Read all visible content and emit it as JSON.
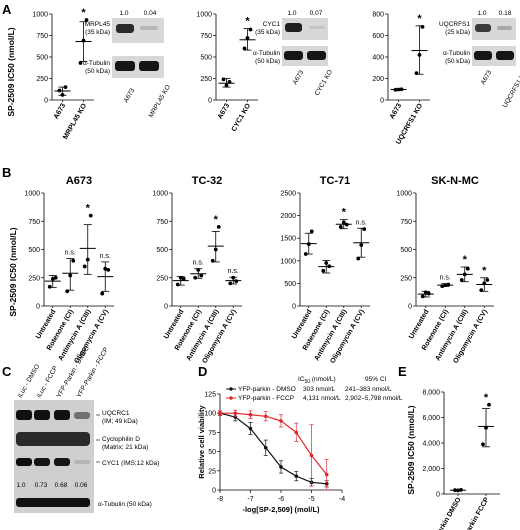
{
  "panels": {
    "A": "A",
    "B": "B",
    "C": "C",
    "D": "D",
    "E": "E"
  },
  "shared_ylabel_ic50": "SP-2509 IC50 (nmol/L)",
  "chart_data": [
    {
      "id": "A1",
      "type": "scatter",
      "categories": [
        "A673",
        "MRPL45 KO"
      ],
      "ylim": [
        0,
        1000
      ],
      "yticks": [
        0,
        250,
        500,
        750,
        1000
      ],
      "groups": [
        [
          110,
          60,
          150
        ],
        [
          430,
          690,
          930
        ]
      ],
      "mean": [
        105,
        680
      ],
      "sd_low": [
        55,
        450
      ],
      "sd_high": [
        150,
        910
      ],
      "sig": [
        "",
        "*"
      ]
    },
    {
      "id": "A2",
      "type": "scatter",
      "categories": [
        "A673",
        "CYC1 KO"
      ],
      "ylim": [
        0,
        1000
      ],
      "yticks": [
        0,
        250,
        500,
        750,
        1000
      ],
      "groups": [
        [
          240,
          170,
          210
        ],
        [
          600,
          720,
          820
        ]
      ],
      "mean": [
        195,
        700
      ],
      "sd_low": [
        150,
        580
      ],
      "sd_high": [
        250,
        830
      ],
      "sig": [
        "",
        "*"
      ]
    },
    {
      "id": "A3",
      "type": "scatter",
      "categories": [
        "A673",
        "UQCRFS1 KO"
      ],
      "ylim": [
        0,
        800
      ],
      "yticks": [
        0,
        200,
        400,
        600,
        800
      ],
      "groups": [
        [
          95,
          98,
          100
        ],
        [
          250,
          420,
          680
        ]
      ],
      "mean": [
        98,
        460
      ],
      "sd_low": [
        92,
        240
      ],
      "sd_high": [
        102,
        690
      ],
      "sig": [
        "",
        "*"
      ]
    },
    {
      "id": "B1",
      "title": "A673",
      "type": "scatter",
      "categories": [
        "Untreated",
        "Rotenone (CI)",
        "Antimycin A (CIII)",
        "Oligomycin A (CV)"
      ],
      "ylim": [
        0,
        1000
      ],
      "yticks": [
        0,
        250,
        500,
        750,
        1000
      ],
      "groups": [
        [
          170,
          240,
          250
        ],
        [
          130,
          270,
          400
        ],
        [
          350,
          410,
          800
        ],
        [
          110,
          330,
          320
        ]
      ],
      "mean": [
        220,
        290,
        510,
        260
      ],
      "sd_low": [
        165,
        140,
        280,
        130
      ],
      "sd_high": [
        270,
        420,
        720,
        390
      ],
      "sig": [
        "",
        "n.s.",
        "*",
        "n.s."
      ]
    },
    {
      "id": "B2",
      "title": "TC-32",
      "type": "scatter",
      "categories": [
        "Untreated",
        "Rotenone (CI)",
        "Antimycin A (CIII)",
        "Oligomycin A (CV)"
      ],
      "ylim": [
        0,
        1000
      ],
      "yticks": [
        0,
        250,
        500,
        750,
        1000
      ],
      "groups": [
        [
          190,
          250,
          240
        ],
        [
          250,
          320,
          270
        ],
        [
          400,
          500,
          700
        ],
        [
          200,
          250,
          220
        ]
      ],
      "mean": [
        225,
        285,
        530,
        225
      ],
      "sd_low": [
        185,
        245,
        390,
        195
      ],
      "sd_high": [
        260,
        330,
        660,
        255
      ],
      "sig": [
        "",
        "n.s.",
        "*",
        "n.s."
      ]
    },
    {
      "id": "B3",
      "title": "TC-71",
      "type": "scatter",
      "categories": [
        "Untreated",
        "Rotenone (CI)",
        "Antimycin A (CIII)",
        "Oligomycin A (CV)"
      ],
      "ylim": [
        0,
        2500
      ],
      "yticks": [
        0,
        500,
        1000,
        1500,
        2000,
        2500
      ],
      "groups": [
        [
          1150,
          1370,
          1650
        ],
        [
          780,
          950,
          880
        ],
        [
          1750,
          1850,
          1800
        ],
        [
          1050,
          1350,
          1700
        ]
      ],
      "mean": [
        1380,
        870,
        1810,
        1400
      ],
      "sd_low": [
        1150,
        730,
        1710,
        1080
      ],
      "sd_high": [
        1610,
        1010,
        1910,
        1720
      ],
      "sig": [
        "",
        "",
        "*",
        "n.s."
      ]
    },
    {
      "id": "B4",
      "title": "SK-N-MC",
      "type": "scatter",
      "categories": [
        "Untreated",
        "Rotenone (CI)",
        "Antimycin A (CIII)",
        "Oligomycin A (CV)"
      ],
      "ylim": [
        0,
        1000
      ],
      "yticks": [
        0,
        250,
        500,
        750,
        1000
      ],
      "groups": [
        [
          85,
          120,
          110
        ],
        [
          175,
          185,
          190
        ],
        [
          230,
          280,
          330
        ],
        [
          140,
          200,
          230
        ]
      ],
      "mean": [
        105,
        185,
        280,
        190
      ],
      "sd_low": [
        80,
        172,
        215,
        130
      ],
      "sd_high": [
        130,
        198,
        345,
        250
      ],
      "sig": [
        "",
        "n.s.",
        "*",
        "*"
      ]
    },
    {
      "id": "D",
      "type": "line",
      "xlabel": "-log[SP-2,509] (mol/L)",
      "ylabel": "Relative cell viability",
      "xlim": [
        -8,
        -4
      ],
      "ylim": [
        0,
        125
      ],
      "xticks": [
        -8,
        -7,
        -6,
        -5,
        -4
      ],
      "yticks": [
        0,
        25,
        50,
        75,
        100,
        125
      ],
      "series": [
        {
          "name": "YFP-parkin - DMSO",
          "color": "#111111",
          "x": [
            -8,
            -7.5,
            -7,
            -6.5,
            -6,
            -5.5,
            -5,
            -4.5
          ],
          "y": [
            100,
            95,
            80,
            55,
            30,
            18,
            10,
            8
          ],
          "err": [
            3,
            5,
            8,
            10,
            8,
            6,
            5,
            4
          ]
        },
        {
          "name": "YFP-parkin - FCCP",
          "color": "#e3262b",
          "x": [
            -8,
            -7.5,
            -7,
            -6.5,
            -6,
            -5.5,
            -5,
            -4.5
          ],
          "y": [
            100,
            100,
            98,
            96,
            90,
            75,
            45,
            20
          ],
          "err": [
            3,
            4,
            5,
            6,
            8,
            12,
            40,
            20
          ]
        }
      ],
      "legend_header": {
        "ic": "IC",
        "ic_sub": "50",
        "unit": " (nmol/L)",
        "ci": "95% CI"
      },
      "legend_values": [
        {
          "ic": "303 nmol/L",
          "ci": "241–383 nmol/L"
        },
        {
          "ic": "4,131 nmol/L",
          "ci": "2,902–5,798 nmol/L"
        }
      ]
    },
    {
      "id": "E",
      "type": "scatter",
      "categories": [
        "YFP-Parkin DMSO",
        "YFP-Parkin FCCP"
      ],
      "ylim": [
        0,
        8000
      ],
      "yticks": [
        0,
        2000,
        4000,
        6000,
        8000
      ],
      "ytick_labels": [
        "0",
        "2,000",
        "4,000",
        "6,000",
        "8,000"
      ],
      "groups": [
        [
          300,
          280,
          320
        ],
        [
          3900,
          5200,
          7000
        ]
      ],
      "mean": [
        300,
        5300
      ],
      "sd_low": [
        260,
        3700
      ],
      "sd_high": [
        340,
        6700
      ],
      "sig": [
        "",
        "*"
      ]
    }
  ],
  "blots": {
    "a1": {
      "quant": [
        "1.0",
        "0.04"
      ],
      "lane_labels": [
        "A673",
        "MRPL45 KO"
      ],
      "rows": [
        "MRPL45\n(35 kDa)",
        "α-Tubulin\n(50 kDa)"
      ]
    },
    "a2": {
      "quant": [
        "1.0",
        "0.07"
      ],
      "lane_labels": [
        "A673",
        "CYC1 KO"
      ],
      "rows": [
        "CYC1\n(35 kDa)",
        "α-Tubulin\n(50 kDa)"
      ]
    },
    "a3": {
      "quant": [
        "1.0",
        "0.18"
      ],
      "lane_labels": [
        "A673",
        "UQCRFS1 KO"
      ],
      "rows": [
        "UQCRFS1\n(25 kDa)",
        "α-Tubulin\n(50 kDa)"
      ]
    },
    "c": {
      "lanes": [
        "iLuc - DMSO",
        "iLuc - FCCP",
        "YFP-Parkin - DMSO",
        "YFP-Parkin - FCCP"
      ],
      "quant": [
        "1.0",
        "0.73",
        "0.68",
        "0.06"
      ],
      "labels": [
        "UQCRC1",
        "(IM; 49 kDa)",
        "Cyclophilin D",
        "(Matrix; 21 kDa)",
        "CYC1 (IMS;12 kDa)",
        "α-Tubulin (50 kDa)"
      ]
    }
  }
}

============

**Challenge:**
Show every line from the listing above in which the string "nmol" appears.

**Written answer:**
  "shared_ylabel_ic50": "SP-2509 IC50 (nmol/L)",
        "unit": " (nmol/L)",
          "ic": "303 nmol/L",
          "ci": "241–383 nmol/L"
          "ic": "4,131 nmol/L",
          "ci": "2,902–5,798 nmol/L"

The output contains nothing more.